> [STATED EXERCISE] All entries below are to be set down again, identical to the source.

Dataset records

========================

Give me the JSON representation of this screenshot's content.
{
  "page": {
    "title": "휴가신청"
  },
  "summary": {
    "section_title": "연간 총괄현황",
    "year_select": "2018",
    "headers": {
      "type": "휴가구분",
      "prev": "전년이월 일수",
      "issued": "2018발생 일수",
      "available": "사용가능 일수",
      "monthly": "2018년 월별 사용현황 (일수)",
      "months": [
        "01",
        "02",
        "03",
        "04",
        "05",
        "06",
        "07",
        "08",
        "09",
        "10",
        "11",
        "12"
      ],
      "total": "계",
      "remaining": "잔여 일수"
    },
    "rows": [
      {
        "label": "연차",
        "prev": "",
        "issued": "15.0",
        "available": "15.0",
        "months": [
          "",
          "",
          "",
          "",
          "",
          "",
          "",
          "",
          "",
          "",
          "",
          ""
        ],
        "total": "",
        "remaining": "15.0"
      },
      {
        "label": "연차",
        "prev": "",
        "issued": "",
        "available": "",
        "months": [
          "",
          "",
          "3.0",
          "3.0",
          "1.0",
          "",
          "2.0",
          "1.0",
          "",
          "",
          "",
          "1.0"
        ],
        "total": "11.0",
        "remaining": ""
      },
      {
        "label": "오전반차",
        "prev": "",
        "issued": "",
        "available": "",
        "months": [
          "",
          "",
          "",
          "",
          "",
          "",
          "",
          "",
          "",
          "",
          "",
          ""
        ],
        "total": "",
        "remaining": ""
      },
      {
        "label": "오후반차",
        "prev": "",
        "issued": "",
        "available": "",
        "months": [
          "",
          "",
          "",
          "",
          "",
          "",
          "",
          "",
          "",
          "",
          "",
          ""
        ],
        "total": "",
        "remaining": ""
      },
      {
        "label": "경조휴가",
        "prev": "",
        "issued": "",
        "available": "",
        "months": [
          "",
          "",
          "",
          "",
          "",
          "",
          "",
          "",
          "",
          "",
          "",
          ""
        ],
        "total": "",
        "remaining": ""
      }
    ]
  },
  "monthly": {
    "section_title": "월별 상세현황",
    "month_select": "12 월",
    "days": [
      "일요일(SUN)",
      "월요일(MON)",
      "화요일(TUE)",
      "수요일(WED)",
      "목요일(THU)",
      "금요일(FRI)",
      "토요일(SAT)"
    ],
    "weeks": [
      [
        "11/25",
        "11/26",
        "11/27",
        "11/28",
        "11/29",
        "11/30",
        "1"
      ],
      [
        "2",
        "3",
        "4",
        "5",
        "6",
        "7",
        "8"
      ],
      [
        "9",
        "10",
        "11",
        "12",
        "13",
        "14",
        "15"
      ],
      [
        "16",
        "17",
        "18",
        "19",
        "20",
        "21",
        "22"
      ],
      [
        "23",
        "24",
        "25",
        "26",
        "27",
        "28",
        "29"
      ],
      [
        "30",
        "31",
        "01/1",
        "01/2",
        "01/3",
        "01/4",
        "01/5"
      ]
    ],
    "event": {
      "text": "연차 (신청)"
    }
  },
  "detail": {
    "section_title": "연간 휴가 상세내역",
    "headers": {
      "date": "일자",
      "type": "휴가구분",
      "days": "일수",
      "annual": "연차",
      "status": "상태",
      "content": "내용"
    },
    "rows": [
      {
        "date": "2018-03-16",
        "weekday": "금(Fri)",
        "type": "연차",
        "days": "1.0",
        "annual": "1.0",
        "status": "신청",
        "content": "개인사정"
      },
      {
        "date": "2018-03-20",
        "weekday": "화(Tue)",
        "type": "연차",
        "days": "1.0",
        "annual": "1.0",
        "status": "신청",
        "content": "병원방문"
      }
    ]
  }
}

========================

> [PROBLEM SOLUTION]
Give me the JSON representation of this screenshot's content.
{
  "page": {
    "title": "휴가신청"
  },
  "summary": {
    "section_title": "연간 총괄현황",
    "year_select": "2018",
    "headers": {
      "type": "휴가구분",
      "prev": "전년이월 일수",
      "issued": "2018발생 일수",
      "available": "사용가능 일수",
      "monthly": "2018년 월별 사용현황 (일수)",
      "months": [
        "01",
        "02",
        "03",
        "04",
        "05",
        "06",
        "07",
        "08",
        "09",
        "10",
        "11",
        "12"
      ],
      "total": "계",
      "remaining": "잔여 일수"
    },
    "rows": [
      {
        "label": "연차",
        "prev": "",
        "issued": "15.0",
        "available": "15.0",
        "months": [
          "",
          "",
          "",
          "",
          "",
          "",
          "",
          "",
          "",
          "",
          "",
          ""
        ],
        "total": "",
        "remaining": "15.0"
      },
      {
        "label": "연차",
        "prev": "",
        "issued": "",
        "available": "",
        "months": [
          "",
          "",
          "3.0",
          "3.0",
          "1.0",
          "",
          "2.0",
          "1.0",
          "",
          "",
          "",
          "1.0"
        ],
        "total": "11.0",
        "remaining": ""
      },
      {
        "label": "오전반차",
        "prev": "",
        "issued": "",
        "available": "",
        "months": [
          "",
          "",
          "",
          "",
          "",
          "",
          "",
          "",
          "",
          "",
          "",
          ""
        ],
        "total": "",
        "remaining": ""
      },
      {
        "label": "오후반차",
        "prev": "",
        "issued": "",
        "available": "",
        "months": [
          "",
          "",
          "",
          "",
          "",
          "",
          "",
          "",
          "",
          "",
          "",
          ""
        ],
        "total": "",
        "remaining": ""
      },
      {
        "label": "경조휴가",
        "prev": "",
        "issued": "",
        "available": "",
        "months": [
          "",
          "",
          "",
          "",
          "",
          "",
          "",
          "",
          "",
          "",
          "",
          ""
        ],
        "total": "",
        "remaining": ""
      }
    ]
  },
  "monthly": {
    "section_title": "월별 상세현황",
    "month_select": "12 월",
    "days": [
      "일요일(SUN)",
      "월요일(MON)",
      "화요일(TUE)",
      "수요일(WED)",
      "목요일(THU)",
      "금요일(FRI)",
      "토요일(SAT)"
    ],
    "weeks": [
      [
        "11/25",
        "11/26",
        "11/27",
        "11/28",
        "11/29",
        "11/30",
        "1"
      ],
      [
        "2",
        "3",
        "4",
        "5",
        "6",
        "7",
        "8"
      ],
      [
        "9",
        "10",
        "11",
        "12",
        "13",
        "14",
        "15"
      ],
      [
        "16",
        "17",
        "18",
        "19",
        "20",
        "21",
        "22"
      ],
      [
        "23",
        "24",
        "25",
        "26",
        "27",
        "28",
        "29"
      ],
      [
        "30",
        "31",
        "01/1",
        "01/2",
        "01/3",
        "01/4",
        "01/5"
      ]
    ],
    "event": {
      "text": "연차 (신청)"
    }
  },
  "detail": {
    "section_title": "연간 휴가 상세내역",
    "headers": {
      "date": "일자",
      "type": "휴가구분",
      "days": "일수",
      "annual": "연차",
      "status": "상태",
      "content": "내용"
    },
    "rows": [
      {
        "date": "2018-03-16",
        "weekday": "금(Fri)",
        "type": "연차",
        "days": "1.0",
        "annual": "1.0",
        "status": "신청",
        "content": "개인사정"
      },
      {
        "date": "2018-03-20",
        "weekday": "화(Tue)",
        "type": "연차",
        "days": "1.0",
        "annual": "1.0",
        "status": "신청",
        "content": "병원방문"
      }
    ]
  }
}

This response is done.